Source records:

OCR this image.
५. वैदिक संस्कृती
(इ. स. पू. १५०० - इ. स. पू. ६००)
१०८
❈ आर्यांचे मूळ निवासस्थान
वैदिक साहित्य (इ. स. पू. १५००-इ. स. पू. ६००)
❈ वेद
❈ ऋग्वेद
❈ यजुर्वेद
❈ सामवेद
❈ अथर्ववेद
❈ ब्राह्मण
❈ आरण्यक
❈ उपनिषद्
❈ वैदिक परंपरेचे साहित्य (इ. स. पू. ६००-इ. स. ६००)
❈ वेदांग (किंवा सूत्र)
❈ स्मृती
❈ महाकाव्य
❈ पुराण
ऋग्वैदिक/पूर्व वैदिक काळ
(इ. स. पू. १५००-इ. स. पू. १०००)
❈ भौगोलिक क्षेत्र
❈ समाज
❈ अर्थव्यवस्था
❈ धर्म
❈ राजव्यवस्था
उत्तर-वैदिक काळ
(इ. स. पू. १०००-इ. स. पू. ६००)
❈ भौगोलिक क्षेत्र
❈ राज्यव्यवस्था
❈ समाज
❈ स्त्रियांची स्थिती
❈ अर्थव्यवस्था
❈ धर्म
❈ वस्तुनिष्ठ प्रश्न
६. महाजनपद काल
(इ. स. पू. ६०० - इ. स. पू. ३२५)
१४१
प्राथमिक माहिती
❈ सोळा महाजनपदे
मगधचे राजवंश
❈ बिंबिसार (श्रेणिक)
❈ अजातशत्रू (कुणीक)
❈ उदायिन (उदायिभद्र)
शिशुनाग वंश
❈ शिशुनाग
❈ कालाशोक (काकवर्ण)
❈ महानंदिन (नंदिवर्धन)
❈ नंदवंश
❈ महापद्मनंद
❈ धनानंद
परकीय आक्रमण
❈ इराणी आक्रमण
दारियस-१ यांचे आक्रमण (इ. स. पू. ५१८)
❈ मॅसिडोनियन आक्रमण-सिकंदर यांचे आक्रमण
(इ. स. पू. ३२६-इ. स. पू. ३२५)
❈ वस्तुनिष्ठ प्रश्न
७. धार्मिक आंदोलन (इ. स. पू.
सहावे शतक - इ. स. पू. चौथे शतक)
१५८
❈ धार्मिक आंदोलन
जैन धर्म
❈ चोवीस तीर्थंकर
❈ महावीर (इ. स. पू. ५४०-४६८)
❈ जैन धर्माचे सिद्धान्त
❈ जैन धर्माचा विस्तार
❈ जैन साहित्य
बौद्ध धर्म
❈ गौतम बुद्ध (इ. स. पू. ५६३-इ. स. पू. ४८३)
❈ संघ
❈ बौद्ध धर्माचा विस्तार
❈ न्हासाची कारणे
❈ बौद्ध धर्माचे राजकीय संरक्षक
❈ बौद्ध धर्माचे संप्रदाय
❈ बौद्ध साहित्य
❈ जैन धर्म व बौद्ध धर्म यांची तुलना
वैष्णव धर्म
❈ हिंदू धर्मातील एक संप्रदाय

What you are asked to do:
Output each entry precisely as given.

Task output:
OCR this image.
५. वैदिक संस्कृती
(इ. स. पू. १५०० - इ. स. पू. ६००)
१०८
❈ आर्यांचे मूळ निवासस्थान
वैदिक साहित्य (इ. स. पू. १५००-इ. स. पू. ६००)
❈ वेद
❈ ऋग्वेद
❈ यजुर्वेद
❈ सामवेद
❈ अथर्ववेद
❈ ब्राह्मण
❈ आरण्यक
❈ उपनिषद्
❈ वैदिक परंपरेचे साहित्य (इ. स. पू. ६००-इ. स. ६००)
❈ वेदांग (किंवा सूत्र)
❈ स्मृती
❈ महाकाव्य
❈ पुराण
ऋग्वैदिक/पूर्व वैदिक काळ
(इ. स. पू. १५००-इ. स. पू. १०००)
❈ भौगोलिक क्षेत्र
❈ समाज
❈ अर्थव्यवस्था
❈ धर्म
❈ राजव्यवस्था
उत्तर-वैदिक काळ
(इ. स. पू. १०००-इ. स. पू. ६००)
❈ भौगोलिक क्षेत्र
❈ राज्यव्यवस्था
❈ समाज
❈ स्त्रियांची स्थिती
❈ अर्थव्यवस्था
❈ धर्म
❈ वस्तुनिष्ठ प्रश्न
६. महाजनपद काल
(इ. स. पू. ६०० - इ. स. पू. ३२५)
१४१
प्राथमिक माहिती
❈ सोळा महाजनपदे
मगधचे राजवंश
❈ बिंबिसार (श्रेणिक)
❈ अजातशत्रू (कुणीक)
❈ उदायिन (उदायिभद्र)
शिशुनाग वंश
❈ शिशुनाग
❈ कालाशोक (काकवर्ण)
❈ महानंदिन (नंदिवर्धन)
❈ नंदवंश
❈ महापद्मनंद
❈ धनानंद
परकीय आक्रमण
❈ इराणी आक्रमण
दारियस-१ यांचे आक्रमण (इ. स. पू. ५१८)
❈ मॅसिडोनियन आक्रमण-सिकंदर यांचे आक्रमण
(इ. स. पू. ३२६-इ. स. पू. ३२५)
❈ वस्तुनिष्ठ प्रश्न
७. धार्मिक आंदोलन (इ. स. पू.
सहावे शतक - इ. स. पू. चौथे शतक)
१५८
❈ धार्मिक आंदोलन
जैन धर्म
❈ चोवीस तीर्थंकर
❈ महावीर (इ. स. पू. ५४०-४६८)
❈ जैन धर्माचे सिद्धान्त
❈ जैन धर्माचा विस्तार
❈ जैन साहित्य
बौद्ध धर्म
❈ गौतम बुद्ध (इ. स. पू. ५६३-इ. स. पू. ४८३)
❈ संघ
❈ बौद्ध धर्माचा विस्तार
❈ न्हासाची कारणे
❈ बौद्ध धर्माचे राजकीय संरक्षक
❈ बौद्ध धर्माचे संप्रदाय
❈ बौद्ध साहित्य
❈ जैन धर्म व बौद्ध धर्म यांची तुलना
वैष्णव धर्म
❈ हिंदू धर्मातील एक संप्रदाय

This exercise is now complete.